= TASK DETAILS =
Wherever the string "name" appears, copy the whole line.

= TASK DATA =
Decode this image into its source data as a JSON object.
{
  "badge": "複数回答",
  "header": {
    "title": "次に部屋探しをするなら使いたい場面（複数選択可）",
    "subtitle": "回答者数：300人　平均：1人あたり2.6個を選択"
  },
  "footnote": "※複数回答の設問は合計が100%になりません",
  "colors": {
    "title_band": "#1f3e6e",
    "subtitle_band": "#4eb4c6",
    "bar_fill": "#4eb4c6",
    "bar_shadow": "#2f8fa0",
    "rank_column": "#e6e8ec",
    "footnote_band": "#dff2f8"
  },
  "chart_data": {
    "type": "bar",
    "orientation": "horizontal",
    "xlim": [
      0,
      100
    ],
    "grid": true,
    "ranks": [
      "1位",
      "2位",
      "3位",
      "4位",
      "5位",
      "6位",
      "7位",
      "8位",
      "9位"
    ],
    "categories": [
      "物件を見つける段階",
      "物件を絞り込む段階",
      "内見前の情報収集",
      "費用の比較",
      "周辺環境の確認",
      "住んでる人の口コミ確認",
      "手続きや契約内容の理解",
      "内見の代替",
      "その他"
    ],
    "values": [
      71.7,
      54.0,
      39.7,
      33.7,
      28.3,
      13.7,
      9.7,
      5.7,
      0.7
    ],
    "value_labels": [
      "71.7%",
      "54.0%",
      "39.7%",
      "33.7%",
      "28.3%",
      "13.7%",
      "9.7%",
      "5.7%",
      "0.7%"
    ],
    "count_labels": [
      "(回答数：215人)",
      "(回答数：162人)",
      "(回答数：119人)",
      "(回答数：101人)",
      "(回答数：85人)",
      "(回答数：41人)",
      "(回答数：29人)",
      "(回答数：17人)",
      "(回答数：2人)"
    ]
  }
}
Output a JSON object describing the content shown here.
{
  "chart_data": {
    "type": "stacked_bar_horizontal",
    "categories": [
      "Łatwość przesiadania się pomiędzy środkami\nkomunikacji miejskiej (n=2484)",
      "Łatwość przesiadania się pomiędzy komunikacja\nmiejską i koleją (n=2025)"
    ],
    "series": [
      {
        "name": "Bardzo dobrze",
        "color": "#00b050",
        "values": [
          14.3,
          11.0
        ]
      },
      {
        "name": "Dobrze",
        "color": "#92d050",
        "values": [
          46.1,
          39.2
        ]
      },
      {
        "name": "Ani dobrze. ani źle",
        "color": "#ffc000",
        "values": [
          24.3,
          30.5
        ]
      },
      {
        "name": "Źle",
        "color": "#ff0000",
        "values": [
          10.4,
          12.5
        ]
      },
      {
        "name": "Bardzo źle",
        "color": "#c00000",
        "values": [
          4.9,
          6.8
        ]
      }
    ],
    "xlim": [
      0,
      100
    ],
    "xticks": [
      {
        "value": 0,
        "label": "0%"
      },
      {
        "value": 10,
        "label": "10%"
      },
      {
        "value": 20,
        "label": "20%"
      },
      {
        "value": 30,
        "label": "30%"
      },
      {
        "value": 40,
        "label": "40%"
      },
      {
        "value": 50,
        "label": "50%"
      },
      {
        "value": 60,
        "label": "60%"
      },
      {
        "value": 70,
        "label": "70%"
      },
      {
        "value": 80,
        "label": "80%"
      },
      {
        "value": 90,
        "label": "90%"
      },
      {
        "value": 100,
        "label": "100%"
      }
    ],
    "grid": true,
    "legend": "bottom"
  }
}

= SOLUTION TO THE PROBLEM =
        "name": "Bardzo dobrze",
        "name": "Dobrze",
        "name": "Ani dobrze. ani źle",
        "name": "Źle",
        "name": "Bardzo źle",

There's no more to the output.